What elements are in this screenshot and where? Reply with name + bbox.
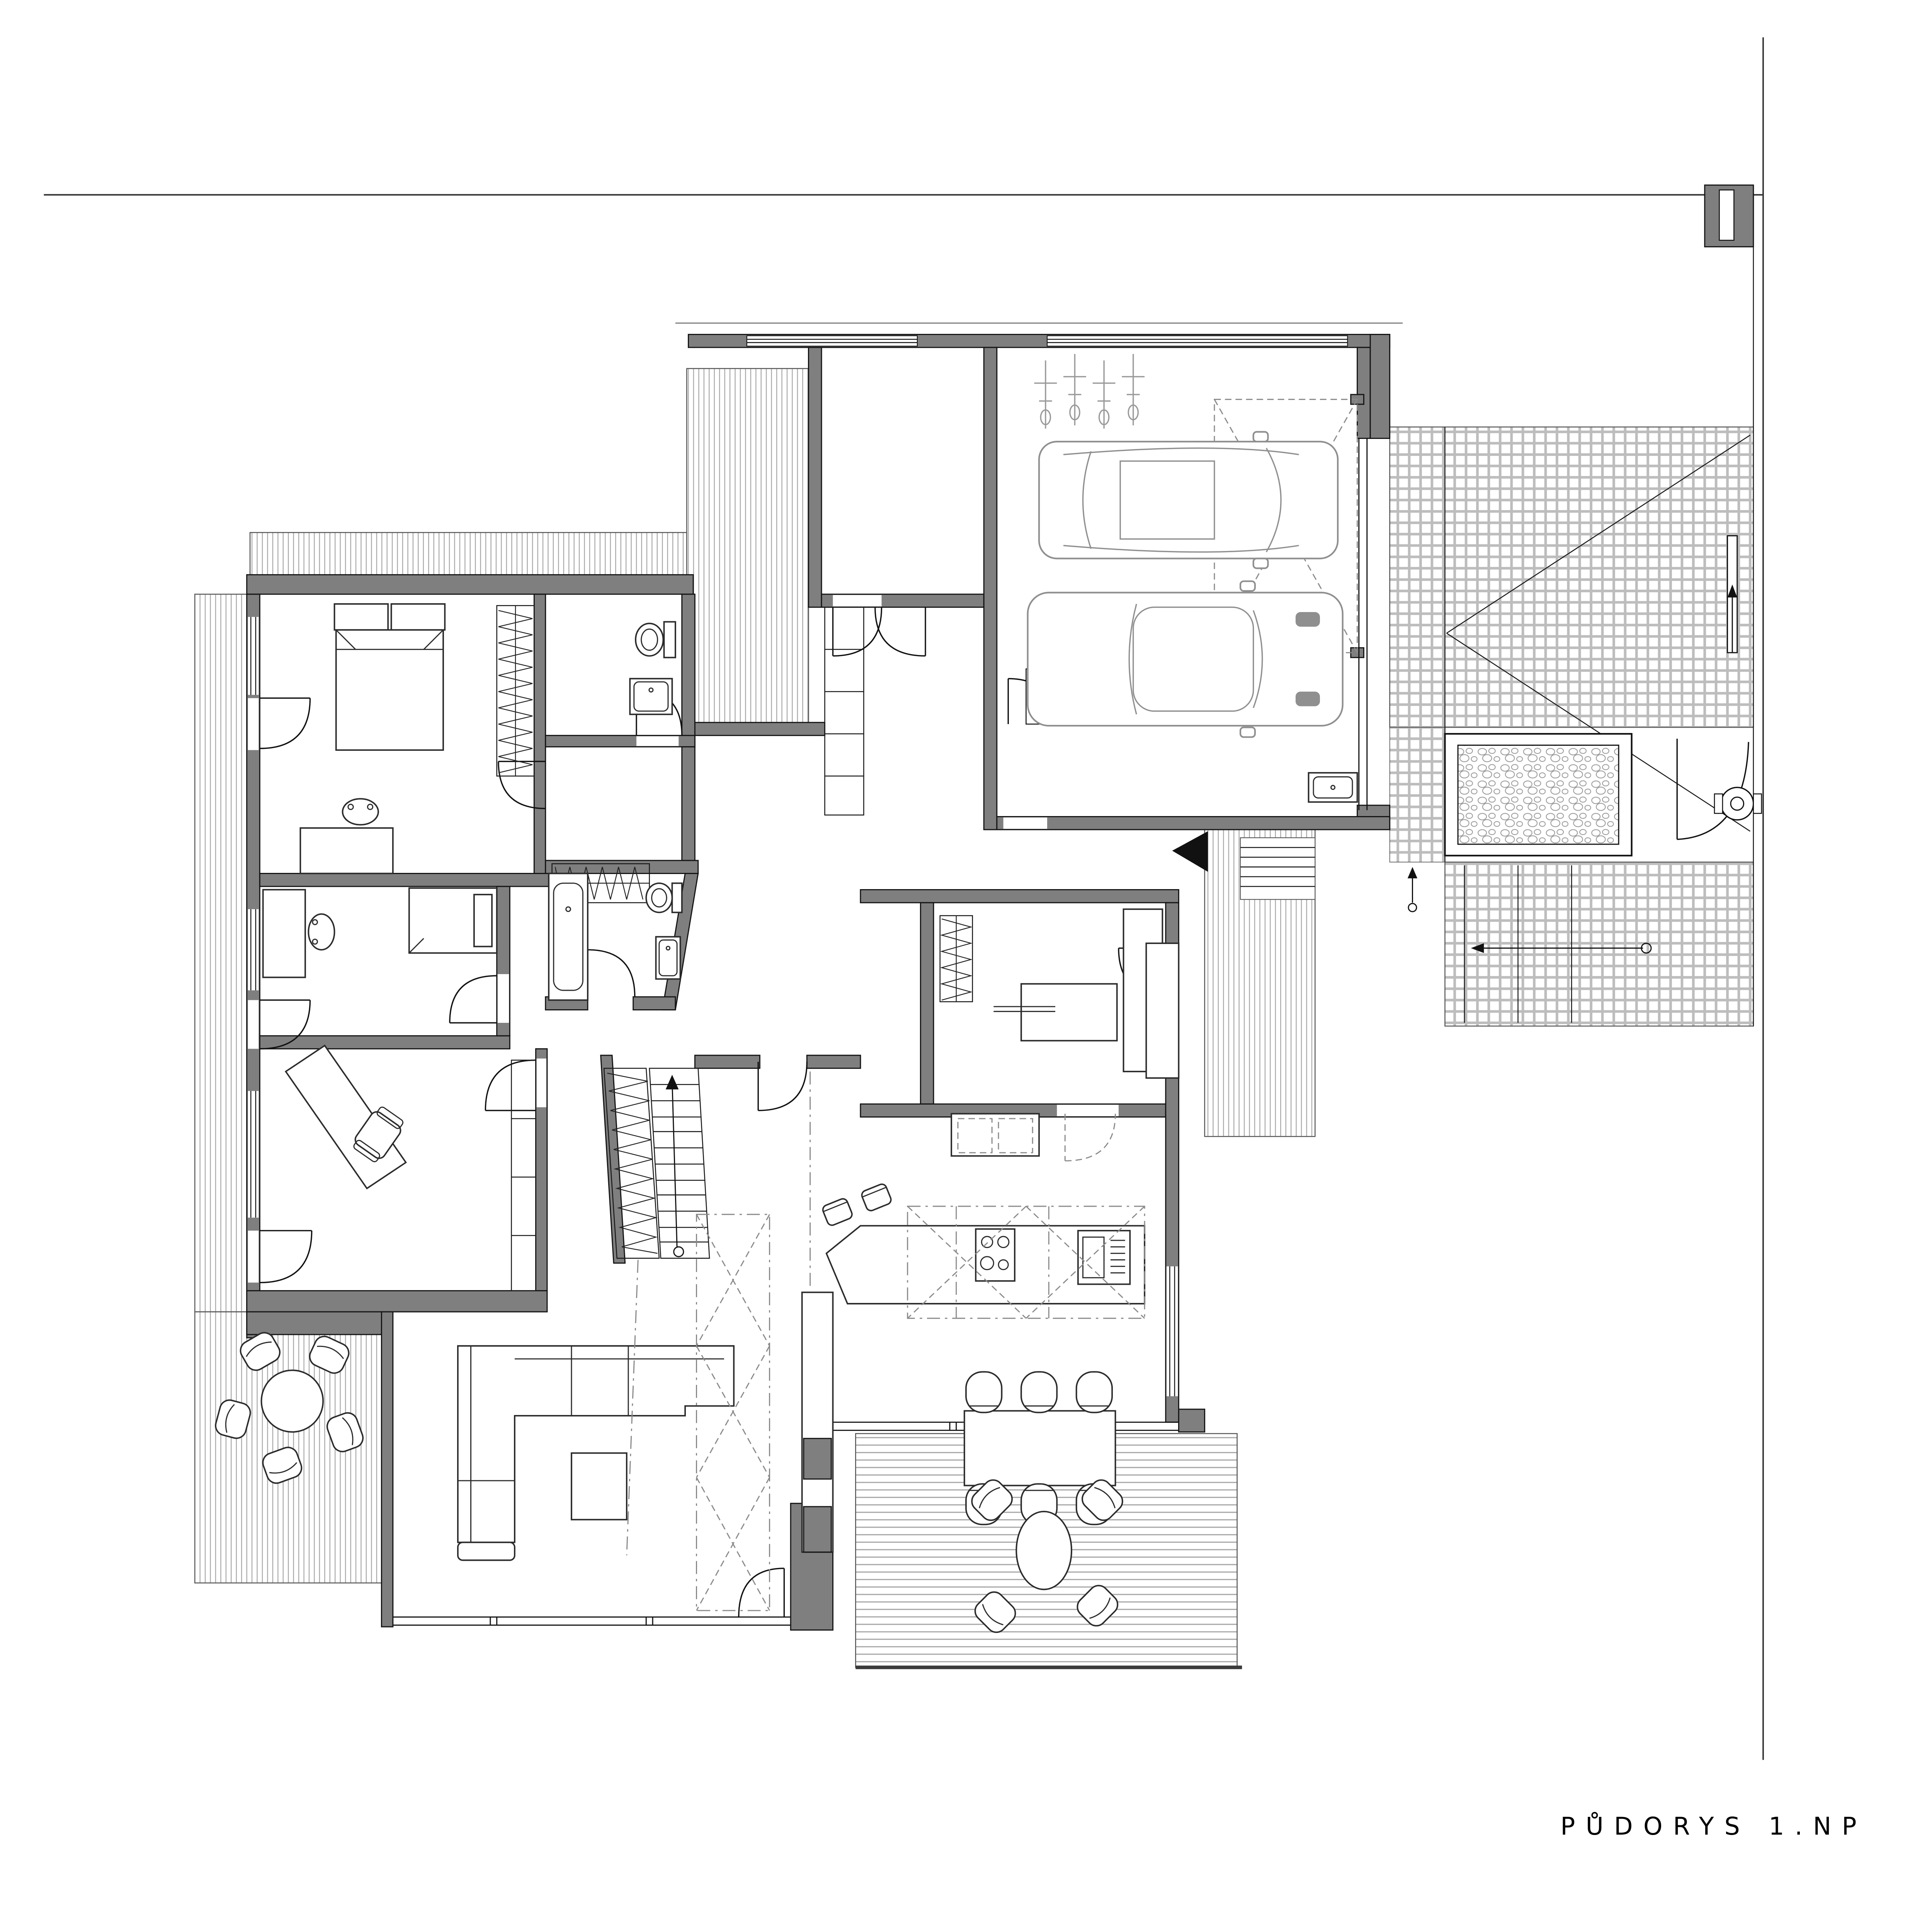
mudroom-shelf bbox=[825, 607, 864, 815]
outdoor-equipment-unit bbox=[1714, 787, 1762, 820]
bath2-door bbox=[588, 950, 635, 997]
wall-stair-slanted bbox=[601, 1055, 625, 1263]
master-bed bbox=[335, 604, 445, 750]
living-room bbox=[458, 1071, 833, 1611]
opening-office-door bbox=[537, 1058, 546, 1107]
wall-stairhead-b bbox=[807, 1055, 861, 1068]
porch-bench bbox=[1146, 943, 1179, 1078]
master-terrace-door bbox=[260, 698, 310, 748]
window-east bbox=[1167, 1266, 1178, 1396]
opening-garage-door bbox=[1003, 818, 1047, 829]
entrance-marker-triangle bbox=[1172, 831, 1208, 872]
dining-chair bbox=[1021, 1372, 1057, 1412]
kitchen-sink bbox=[1078, 1231, 1130, 1284]
floor-plan-canvas: PŮDORYS 1.NP bbox=[0, 0, 1932, 1932]
wall-garage-east-top bbox=[1357, 347, 1371, 438]
office-shelf bbox=[512, 1060, 536, 1291]
wall-garage-south bbox=[997, 816, 1390, 830]
bathroom-family bbox=[549, 874, 682, 1000]
toilet-2 bbox=[646, 883, 682, 913]
drawing-title: PŮDORYS 1.NP bbox=[1560, 1812, 1867, 1840]
fireplace-unit bbox=[993, 984, 1117, 1041]
north-strip-deck bbox=[250, 532, 687, 575]
wall-bath1-east bbox=[682, 594, 695, 747]
window-bedroom2-west bbox=[248, 909, 259, 990]
living-terrace-door bbox=[739, 1568, 784, 1617]
opening-storage-door bbox=[833, 595, 881, 606]
west-strip-deck bbox=[195, 594, 247, 1312]
wardrobe-master bbox=[497, 605, 534, 776]
opening-master-terrace-door bbox=[248, 698, 259, 750]
ceiling-feature-strip bbox=[697, 1214, 770, 1611]
window-office-west bbox=[248, 1091, 259, 1218]
bathroom-ensuite bbox=[630, 622, 675, 714]
drawing-sheet: PŮDORYS 1.NP bbox=[0, 0, 1932, 1932]
opening-utility-door bbox=[1057, 1105, 1119, 1116]
living-south-glass bbox=[393, 1617, 791, 1625]
utility-wardrobe bbox=[940, 916, 973, 1002]
bike bbox=[1122, 354, 1145, 425]
kitchen-island bbox=[821, 1183, 1145, 1318]
wall-utility-north bbox=[861, 890, 1179, 903]
porch-steps bbox=[1240, 838, 1315, 900]
garage-sink bbox=[1309, 773, 1357, 802]
wall-office-south bbox=[247, 1291, 547, 1312]
coffee-table bbox=[571, 1453, 627, 1520]
opening-bath1-door bbox=[636, 736, 679, 746]
garage-door-opening bbox=[1359, 438, 1367, 810]
utility-appliances bbox=[951, 1114, 1039, 1156]
opening-bedroom2-terrace-door bbox=[248, 1000, 259, 1049]
kitchen-hall-door bbox=[758, 1062, 807, 1111]
north-deck bbox=[687, 369, 808, 723]
wall-se-corner bbox=[1179, 1409, 1204, 1432]
window-north-2 bbox=[1047, 336, 1347, 346]
bar-stool bbox=[821, 1197, 854, 1227]
bedroom2-desk bbox=[263, 890, 335, 978]
bar-stool bbox=[861, 1183, 893, 1212]
main-staircase bbox=[650, 1068, 709, 1259]
tv-cabinet bbox=[802, 1293, 833, 1552]
car-wagon bbox=[1039, 432, 1338, 568]
bedroom2-hall-door bbox=[450, 976, 497, 1023]
bathtub bbox=[549, 874, 588, 1000]
wall-master-east bbox=[534, 594, 545, 874]
wall-utility-west bbox=[920, 903, 934, 1104]
step-up-arrow bbox=[1408, 867, 1417, 912]
office-desk bbox=[286, 1046, 406, 1189]
bedroom2-bed bbox=[409, 888, 497, 953]
office-hall-door bbox=[485, 1060, 536, 1111]
wall-bath2-south-b bbox=[633, 997, 675, 1010]
opening-office-terrace-door bbox=[248, 1231, 259, 1282]
cooktop bbox=[976, 1229, 1015, 1281]
hall-cloak-door bbox=[875, 607, 925, 656]
utility-pocket-door bbox=[1065, 1114, 1115, 1161]
washbasin-2 bbox=[656, 937, 680, 979]
office-terrace-door bbox=[260, 1231, 311, 1282]
wall-hall-north bbox=[687, 723, 825, 736]
bike bbox=[1093, 361, 1116, 429]
dining-chair bbox=[966, 1372, 1002, 1412]
bike-rack bbox=[1034, 354, 1145, 429]
window-master-west bbox=[248, 617, 259, 695]
storage-door bbox=[833, 607, 881, 656]
wall-living-west bbox=[381, 1312, 393, 1627]
garage bbox=[1028, 354, 1357, 802]
pebble-bed bbox=[1458, 745, 1619, 844]
bike bbox=[1063, 354, 1086, 425]
wall-garage-corner bbox=[1370, 335, 1389, 439]
wall-garage-west bbox=[984, 347, 997, 830]
wall-corridor-west bbox=[682, 747, 695, 861]
car-sedan bbox=[1028, 581, 1343, 737]
round-table bbox=[1016, 1512, 1071, 1590]
wall-stairhead-a bbox=[695, 1055, 760, 1068]
toilet-1 bbox=[636, 622, 675, 657]
window-north-1 bbox=[747, 336, 917, 346]
bike bbox=[1034, 361, 1057, 429]
wall-storage-west bbox=[808, 347, 821, 607]
wall-master-south bbox=[260, 874, 560, 887]
dining-chair bbox=[1077, 1372, 1112, 1412]
master-desk bbox=[300, 799, 393, 873]
wall-sw-block bbox=[247, 1312, 390, 1335]
pedestrian-gate bbox=[1728, 536, 1737, 653]
opening-bedroom2-door bbox=[498, 974, 509, 1023]
round-table bbox=[261, 1370, 323, 1432]
washbasin-1 bbox=[630, 679, 672, 714]
wall-wing-north bbox=[247, 575, 693, 594]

◆ ◆ ◆ ◆ ◆

Repeat the items between the line holding "mudroom-shelf bbox=[825, 607, 864, 815]" and the line holding "living-terrace-door bbox=[739, 1568, 784, 1617]", inclusive, character for character.

▶ **Task result**:
mudroom-shelf bbox=[825, 607, 864, 815]
outdoor-equipment-unit bbox=[1714, 787, 1762, 820]
bath2-door bbox=[588, 950, 635, 997]
wall-stair-slanted bbox=[601, 1055, 625, 1263]
master-bed bbox=[335, 604, 445, 750]
living-room bbox=[458, 1071, 833, 1611]
opening-office-door bbox=[537, 1058, 546, 1107]
wall-stairhead-b bbox=[807, 1055, 861, 1068]
porch-bench bbox=[1146, 943, 1179, 1078]
master-terrace-door bbox=[260, 698, 310, 748]
window-east bbox=[1167, 1266, 1178, 1396]
opening-garage-door bbox=[1003, 818, 1047, 829]
entrance-marker-triangle bbox=[1172, 831, 1208, 872]
dining-chair bbox=[1021, 1372, 1057, 1412]
kitchen-sink bbox=[1078, 1231, 1130, 1284]
floor-plan-canvas: PŮDORYS 1.NP bbox=[0, 0, 1932, 1932]
wall-garage-east-top bbox=[1357, 347, 1371, 438]
office-shelf bbox=[512, 1060, 536, 1291]
wall-garage-south bbox=[997, 816, 1390, 830]
bathroom-family bbox=[549, 874, 682, 1000]
toilet-2 bbox=[646, 883, 682, 913]
drawing-title: PŮDORYS 1.NP bbox=[1560, 1812, 1867, 1840]
fireplace-unit bbox=[993, 984, 1117, 1041]
north-strip-deck bbox=[250, 532, 687, 575]
wall-bath1-east bbox=[682, 594, 695, 747]
window-bedroom2-west bbox=[248, 909, 259, 990]
living-terrace-door bbox=[739, 1568, 784, 1617]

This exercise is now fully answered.